— START OF INPUT MATERIAL —
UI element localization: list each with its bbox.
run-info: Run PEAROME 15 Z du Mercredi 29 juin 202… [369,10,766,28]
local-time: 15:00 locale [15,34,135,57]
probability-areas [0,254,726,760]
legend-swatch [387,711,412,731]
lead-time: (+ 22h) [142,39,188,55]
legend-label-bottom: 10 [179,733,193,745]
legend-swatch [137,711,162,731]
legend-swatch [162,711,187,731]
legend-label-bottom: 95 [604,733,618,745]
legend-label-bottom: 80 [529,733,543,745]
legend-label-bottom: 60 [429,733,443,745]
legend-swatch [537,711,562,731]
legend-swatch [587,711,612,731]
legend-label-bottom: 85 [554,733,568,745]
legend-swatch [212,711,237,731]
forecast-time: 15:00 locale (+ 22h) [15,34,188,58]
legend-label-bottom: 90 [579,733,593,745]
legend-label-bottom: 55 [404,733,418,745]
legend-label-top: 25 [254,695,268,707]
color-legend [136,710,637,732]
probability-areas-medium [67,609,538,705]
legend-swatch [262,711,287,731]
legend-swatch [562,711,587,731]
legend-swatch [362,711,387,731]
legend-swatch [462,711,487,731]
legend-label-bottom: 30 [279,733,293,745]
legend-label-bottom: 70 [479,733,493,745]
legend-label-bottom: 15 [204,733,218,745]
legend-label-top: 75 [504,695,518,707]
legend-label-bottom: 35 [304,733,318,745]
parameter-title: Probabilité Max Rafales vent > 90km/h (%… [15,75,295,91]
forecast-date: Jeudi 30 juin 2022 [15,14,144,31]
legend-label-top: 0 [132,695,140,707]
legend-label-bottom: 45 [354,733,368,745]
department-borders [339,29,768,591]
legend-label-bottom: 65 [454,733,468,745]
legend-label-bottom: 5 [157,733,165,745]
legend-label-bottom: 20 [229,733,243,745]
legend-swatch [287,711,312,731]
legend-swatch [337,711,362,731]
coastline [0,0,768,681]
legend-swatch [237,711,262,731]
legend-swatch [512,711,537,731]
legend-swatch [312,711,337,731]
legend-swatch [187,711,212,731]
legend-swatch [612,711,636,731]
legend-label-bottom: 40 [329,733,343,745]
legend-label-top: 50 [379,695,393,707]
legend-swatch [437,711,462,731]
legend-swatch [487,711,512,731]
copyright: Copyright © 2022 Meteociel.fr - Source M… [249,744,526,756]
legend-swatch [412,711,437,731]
— END OF INPUT MATERIAL —
TASK GOAL:
Can you rewrite the entries above, swapping every "legend-swatch" for "color-swatch" and leaving everything else untouched?

RESPONSE FOR THIS EXERCISE:
UI element localization: list each with its bbox.
run-info: Run PEAROME 15 Z du Mercredi 29 juin 202… [369,10,766,28]
local-time: 15:00 locale [15,34,135,57]
probability-areas [0,254,726,760]
color-swatch [387,711,412,731]
lead-time: (+ 22h) [142,39,188,55]
legend-label-bottom: 10 [179,733,193,745]
color-swatch [137,711,162,731]
color-swatch [162,711,187,731]
legend-label-bottom: 95 [604,733,618,745]
legend-label-bottom: 80 [529,733,543,745]
legend-label-bottom: 60 [429,733,443,745]
color-swatch [537,711,562,731]
color-swatch [587,711,612,731]
legend-label-bottom: 85 [554,733,568,745]
color-swatch [212,711,237,731]
forecast-time: 15:00 locale (+ 22h) [15,34,188,58]
legend-label-bottom: 90 [579,733,593,745]
legend-label-bottom: 55 [404,733,418,745]
legend-label-top: 25 [254,695,268,707]
color-legend [136,710,637,732]
probability-areas-medium [67,609,538,705]
color-swatch [262,711,287,731]
color-swatch [562,711,587,731]
color-swatch [362,711,387,731]
color-swatch [462,711,487,731]
legend-label-bottom: 30 [279,733,293,745]
legend-label-bottom: 70 [479,733,493,745]
legend-label-bottom: 15 [204,733,218,745]
legend-label-top: 75 [504,695,518,707]
legend-label-bottom: 35 [304,733,318,745]
parameter-title: Probabilité Max Rafales vent > 90km/h (%… [15,75,295,91]
forecast-date: Jeudi 30 juin 2022 [15,14,144,31]
legend-label-top: 0 [132,695,140,707]
legend-label-bottom: 45 [354,733,368,745]
department-borders [339,29,768,591]
legend-label-bottom: 65 [454,733,468,745]
legend-label-bottom: 5 [157,733,165,745]
legend-label-bottom: 20 [229,733,243,745]
color-swatch [287,711,312,731]
color-swatch [337,711,362,731]
coastline [0,0,768,681]
color-swatch [237,711,262,731]
color-swatch [512,711,537,731]
color-swatch [312,711,337,731]
color-swatch [187,711,212,731]
color-swatch [612,711,636,731]
legend-label-bottom: 40 [329,733,343,745]
legend-label-top: 50 [379,695,393,707]
color-swatch [437,711,462,731]
color-swatch [487,711,512,731]
copyright: Copyright © 2022 Meteociel.fr - Source M… [249,744,526,756]
color-swatch [412,711,437,731]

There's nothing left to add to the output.